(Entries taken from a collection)

☆ ☆ ☆ ☆

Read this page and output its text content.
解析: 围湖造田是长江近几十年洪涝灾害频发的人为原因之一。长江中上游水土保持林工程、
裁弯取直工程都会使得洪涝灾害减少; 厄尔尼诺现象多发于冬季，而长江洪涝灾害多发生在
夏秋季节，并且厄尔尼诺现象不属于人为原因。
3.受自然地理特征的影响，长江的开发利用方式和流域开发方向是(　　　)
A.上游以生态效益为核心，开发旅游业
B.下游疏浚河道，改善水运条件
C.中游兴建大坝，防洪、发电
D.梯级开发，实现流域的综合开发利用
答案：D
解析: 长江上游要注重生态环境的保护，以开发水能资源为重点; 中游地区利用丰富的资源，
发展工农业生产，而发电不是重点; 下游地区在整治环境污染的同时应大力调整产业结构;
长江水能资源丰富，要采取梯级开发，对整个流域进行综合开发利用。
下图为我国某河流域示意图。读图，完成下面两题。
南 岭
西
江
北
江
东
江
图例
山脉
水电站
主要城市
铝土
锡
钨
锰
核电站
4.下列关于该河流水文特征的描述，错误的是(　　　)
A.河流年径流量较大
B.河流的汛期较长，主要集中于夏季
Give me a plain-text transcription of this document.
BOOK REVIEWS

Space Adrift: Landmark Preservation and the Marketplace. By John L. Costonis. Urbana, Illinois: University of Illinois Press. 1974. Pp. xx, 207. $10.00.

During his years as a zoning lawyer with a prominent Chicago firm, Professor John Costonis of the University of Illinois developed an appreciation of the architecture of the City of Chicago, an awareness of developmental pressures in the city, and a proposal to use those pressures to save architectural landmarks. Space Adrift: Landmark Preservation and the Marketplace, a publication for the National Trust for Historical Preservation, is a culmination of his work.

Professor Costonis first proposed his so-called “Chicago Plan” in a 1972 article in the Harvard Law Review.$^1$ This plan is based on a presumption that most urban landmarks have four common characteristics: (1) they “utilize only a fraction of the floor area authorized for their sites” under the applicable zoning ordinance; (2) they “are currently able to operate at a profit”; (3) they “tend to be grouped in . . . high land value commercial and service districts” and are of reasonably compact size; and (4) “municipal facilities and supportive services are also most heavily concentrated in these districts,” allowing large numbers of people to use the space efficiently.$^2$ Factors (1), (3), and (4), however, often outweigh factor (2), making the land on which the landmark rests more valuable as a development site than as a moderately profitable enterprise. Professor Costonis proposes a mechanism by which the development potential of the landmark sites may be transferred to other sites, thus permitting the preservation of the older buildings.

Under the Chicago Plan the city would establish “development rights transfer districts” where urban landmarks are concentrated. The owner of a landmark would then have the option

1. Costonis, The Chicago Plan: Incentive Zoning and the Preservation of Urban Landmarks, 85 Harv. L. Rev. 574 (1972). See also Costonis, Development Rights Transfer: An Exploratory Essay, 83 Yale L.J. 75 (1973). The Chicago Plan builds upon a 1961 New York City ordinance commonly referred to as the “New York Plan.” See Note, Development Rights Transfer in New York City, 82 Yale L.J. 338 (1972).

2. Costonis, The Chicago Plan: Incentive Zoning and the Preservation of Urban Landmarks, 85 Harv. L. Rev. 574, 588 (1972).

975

☆ ☆ ☆ ☆

Exercise: Each entry above is to be printed again exactly.

Written solution:
Read this page and output its text content.
解析: 围湖造田是长江近几十年洪涝灾害频发的人为原因之一。长江中上游水土保持林工程、
裁弯取直工程都会使得洪涝灾害减少; 厄尔尼诺现象多发于冬季，而长江洪涝灾害多发生在
夏秋季节，并且厄尔尼诺现象不属于人为原因。
3.受自然地理特征的影响，长江的开发利用方式和流域开发方向是(　　　)
A.上游以生态效益为核心，开发旅游业
B.下游疏浚河道，改善水运条件
C.中游兴建大坝，防洪、发电
D.梯级开发，实现流域的综合开发利用
答案：D
解析: 长江上游要注重生态环境的保护，以开发水能资源为重点; 中游地区利用丰富的资源，
发展工农业生产，而发电不是重点; 下游地区在整治环境污染的同时应大力调整产业结构;
长江水能资源丰富，要采取梯级开发，对整个流域进行综合开发利用。
下图为我国某河流域示意图。读图，完成下面两题。
南 岭
西
江
北
江
东
江
图例
山脉
水电站
主要城市
铝土
锡
钨
锰
核电站
4.下列关于该河流水文特征的描述，错误的是(　　　)
A.河流年径流量较大
B.河流的汛期较长，主要集中于夏季
Give me a plain-text transcription of this document.
BOOK REVIEWS

Space Adrift: Landmark Preservation and the Marketplace. By John L. Costonis. Urbana, Illinois: University of Illinois Press. 1974. Pp. xx, 207. $10.00.

During his years as a zoning lawyer with a prominent Chicago firm, Professor John Costonis of the University of Illinois developed an appreciation of the architecture of the City of Chicago, an awareness of developmental pressures in the city, and a proposal to use those pressures to save architectural landmarks. Space Adrift: Landmark Preservation and the Marketplace, a publication for the National Trust for Historical Preservation, is a culmination of his work.

Professor Costonis first proposed his so-called “Chicago Plan” in a 1972 article in the Harvard Law Review.$^1$ This plan is based on a presumption that most urban landmarks have four common characteristics: (1) they “utilize only a fraction of the floor area authorized for their sites” under the applicable zoning ordinance; (2) they “are currently able to operate at a profit”; (3) they “tend to be grouped in . . . high land value commercial and service districts” and are of reasonably compact size; and (4) “municipal facilities and supportive services are also most heavily concentrated in these districts,” allowing large numbers of people to use the space efficiently.$^2$ Factors (1), (3), and (4), however, often outweigh factor (2), making the land on which the landmark rests more valuable as a development site than as a moderately profitable enterprise. Professor Costonis proposes a mechanism by which the development potential of the landmark sites may be transferred to other sites, thus permitting the preservation of the older buildings.

Under the Chicago Plan the city would establish “development rights transfer districts” where urban landmarks are concentrated. The owner of a landmark would then have the option

1. Costonis, The Chicago Plan: Incentive Zoning and the Preservation of Urban Landmarks, 85 Harv. L. Rev. 574 (1972). See also Costonis, Development Rights Transfer: An Exploratory Essay, 83 Yale L.J. 75 (1973). The Chicago Plan builds upon a 1961 New York City ordinance commonly referred to as the “New York Plan.” See Note, Development Rights Transfer in New York City, 82 Yale L.J. 338 (1972).

2. Costonis, The Chicago Plan: Incentive Zoning and the Preservation of Urban Landmarks, 85 Harv. L. Rev. 574, 588 (1972).

975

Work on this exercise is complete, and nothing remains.